The data below should be printed in full, exactly, and without any of its images.

**Entries from a dataset**
□ □ □ □
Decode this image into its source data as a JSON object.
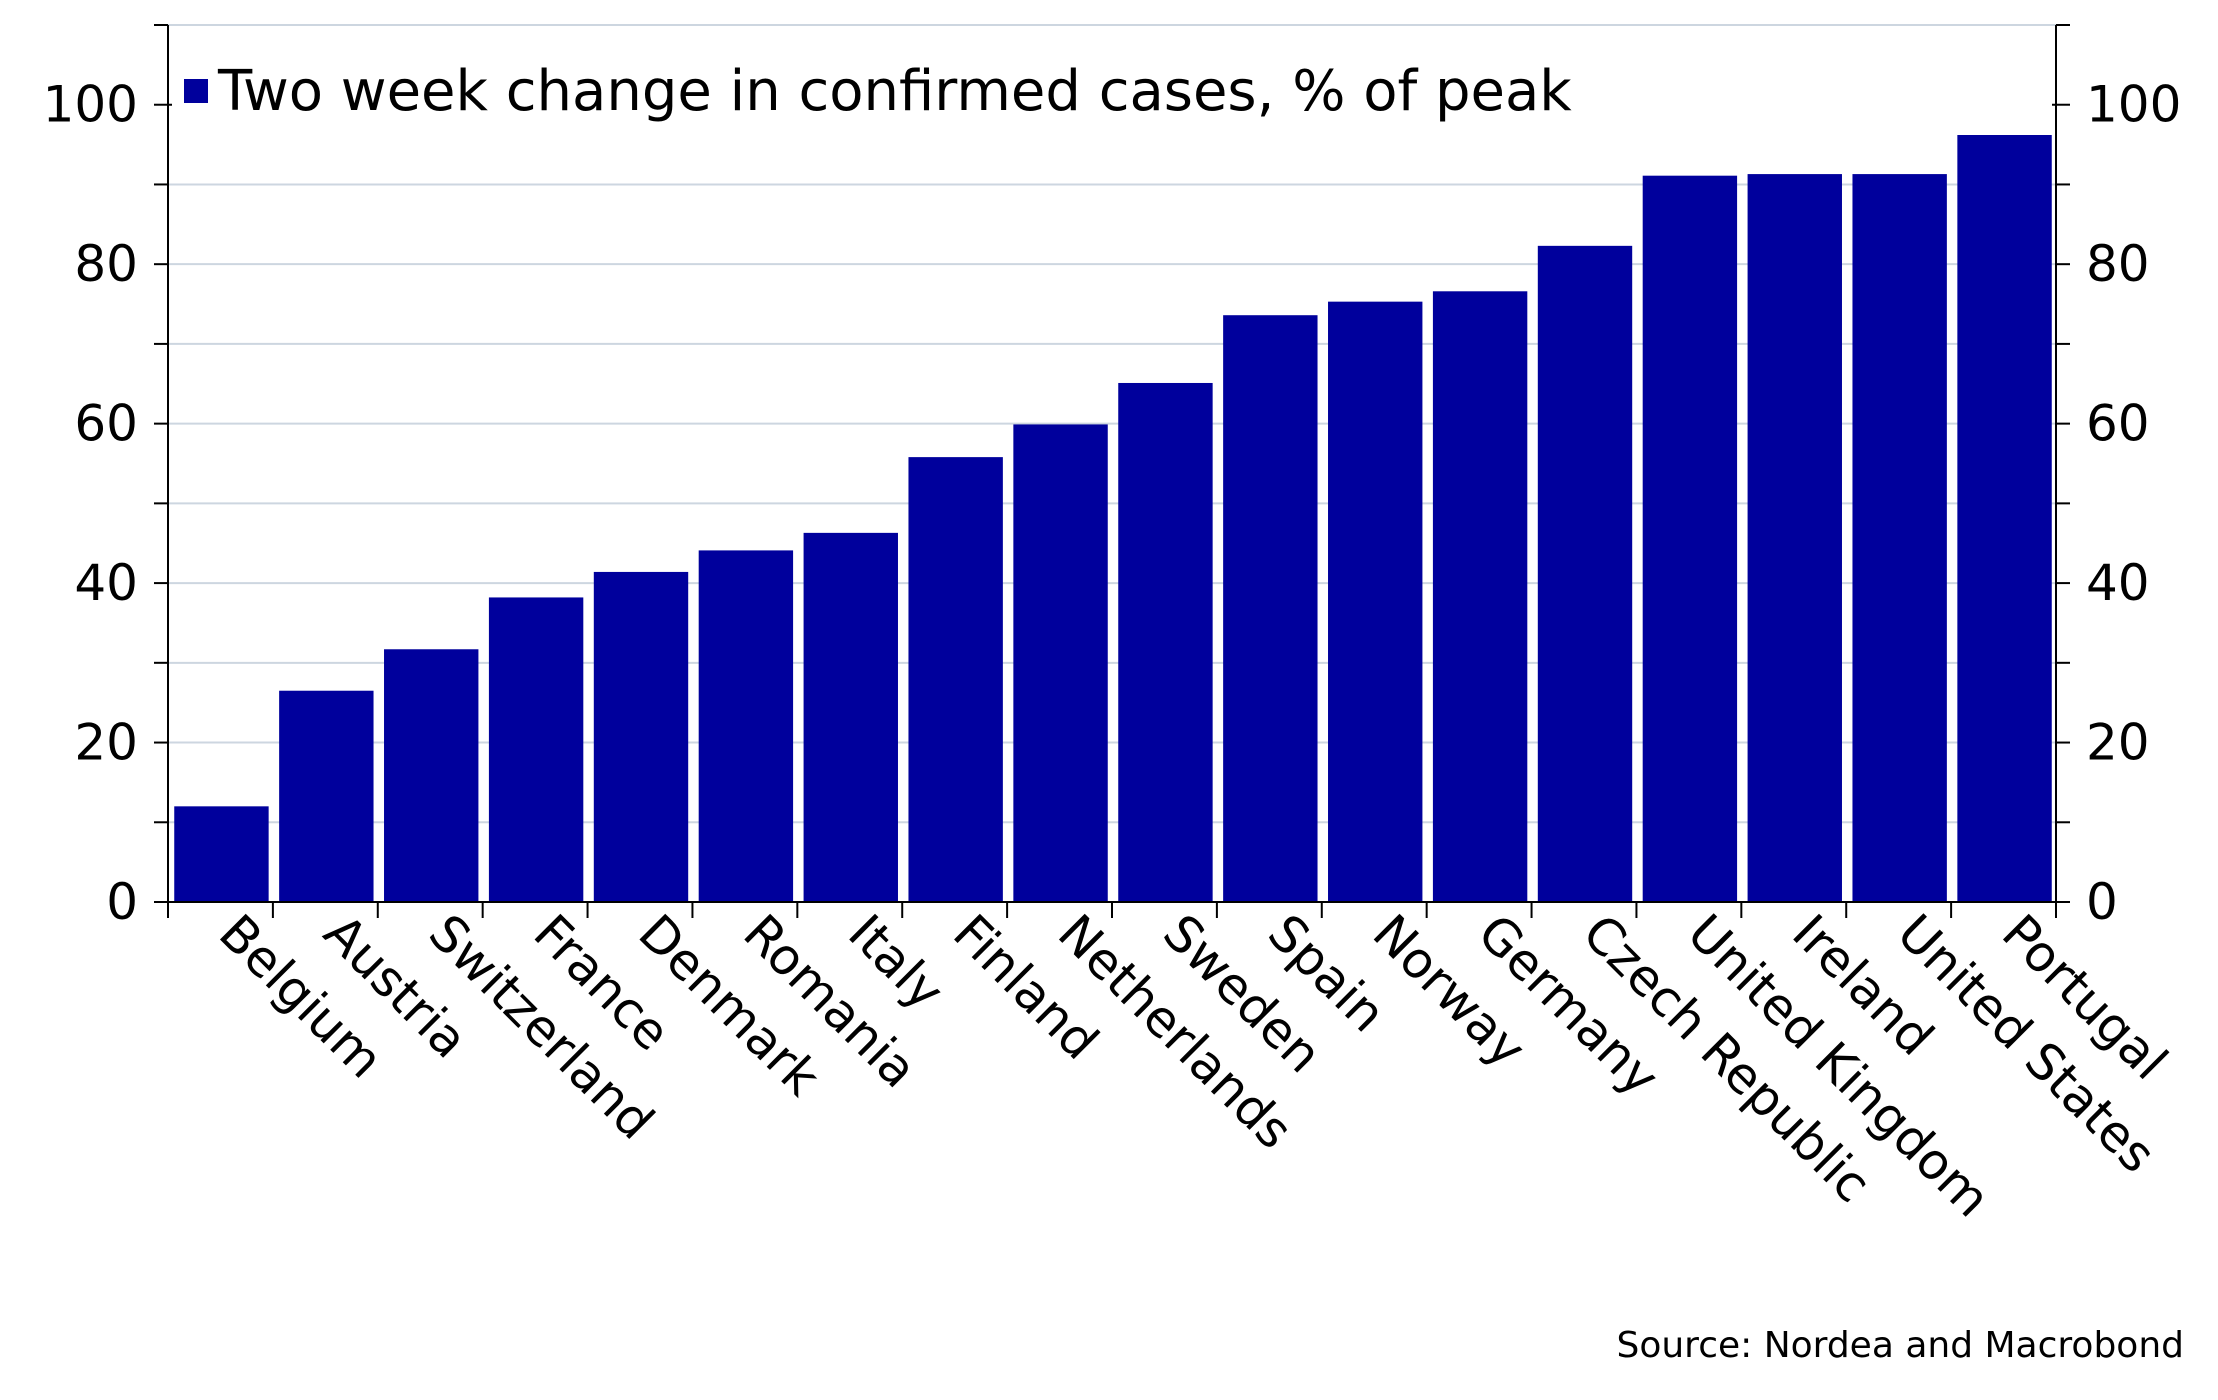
{
  "chart_data": {
    "type": "bar",
    "legend": "Two week change in confirmed cases, % of peak",
    "legend_position": "top-left",
    "source": "Source: Nordea and Macrobond",
    "categories": [
      "Belgium",
      "Austria",
      "Switzerland",
      "France",
      "Denmark",
      "Romania",
      "Italy",
      "Finland",
      "Netherlands",
      "Sweden",
      "Spain",
      "Norway",
      "Germany",
      "Czech Republic",
      "United Kingdom",
      "Ireland",
      "United States",
      "Portugal"
    ],
    "series": [
      {
        "name": "Two week change in confirmed cases, % of peak",
        "values": [
          12,
          26.5,
          31.7,
          38.2,
          41.4,
          44.1,
          46.3,
          55.8,
          59.9,
          65.1,
          73.6,
          75.3,
          76.6,
          82.3,
          91.1,
          91.3,
          91.3,
          100
        ]
      }
    ],
    "ylim": [
      0,
      110
    ],
    "yticks": [
      0,
      20,
      40,
      60,
      80,
      100
    ],
    "y_axis_both_sides": true,
    "grid": true,
    "colors": {
      "bar": "#00009c",
      "grid": "#cdd6e0",
      "axis": "#000000"
    }
  }
}
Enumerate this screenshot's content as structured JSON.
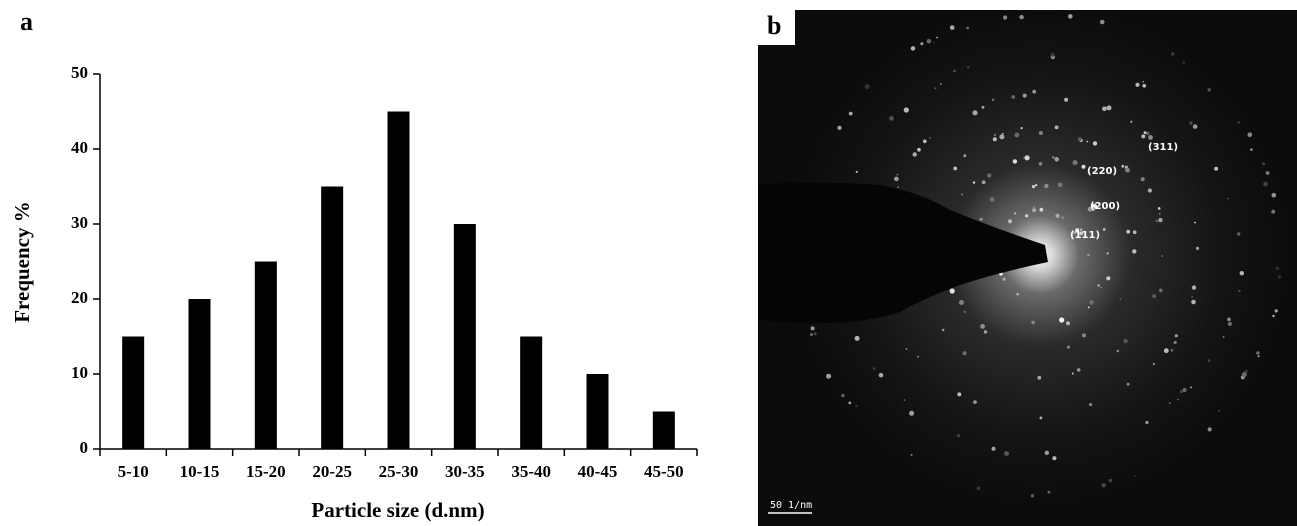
□ □ □ □
**Result of the exercise**
Decode this image into its source data as a JSON object.
{
  "chart_data": {
    "type": "bar",
    "legend": "Two week change in confirmed cases, % of peak",
    "legend_position": "top-left",
    "source": "Source: Nordea and Macrobond",
    "categories": [
      "Belgium",
      "Austria",
      "Switzerland",
      "France",
      "Denmark",
      "Romania",
      "Italy",
      "Finland",
      "Netherlands",
      "Sweden",
      "Spain",
      "Norway",
      "Germany",
      "Czech Republic",
      "United Kingdom",
      "Ireland",
      "United States",
      "Portugal"
    ],
    "series": [
      {
        "name": "Two week change in confirmed cases, % of peak",
        "values": [
          12,
          26.5,
          31.7,
          38.2,
          41.4,
          44.1,
          46.3,
          55.8,
          59.9,
          65.1,
          73.6,
          75.3,
          76.6,
          82.3,
          91.1,
          91.3,
          91.3,
          100
        ]
      }
    ],
    "ylim": [
      0,
      110
    ],
    "yticks": [
      0,
      20,
      40,
      60,
      80,
      100
    ],
    "y_axis_both_sides": true,
    "grid": true,
    "colors": {
      "bar": "#00009c",
      "grid": "#cdd6e0",
      "axis": "#000000"
    }
  }
}
Enumerate this screenshot's content as structured JSON.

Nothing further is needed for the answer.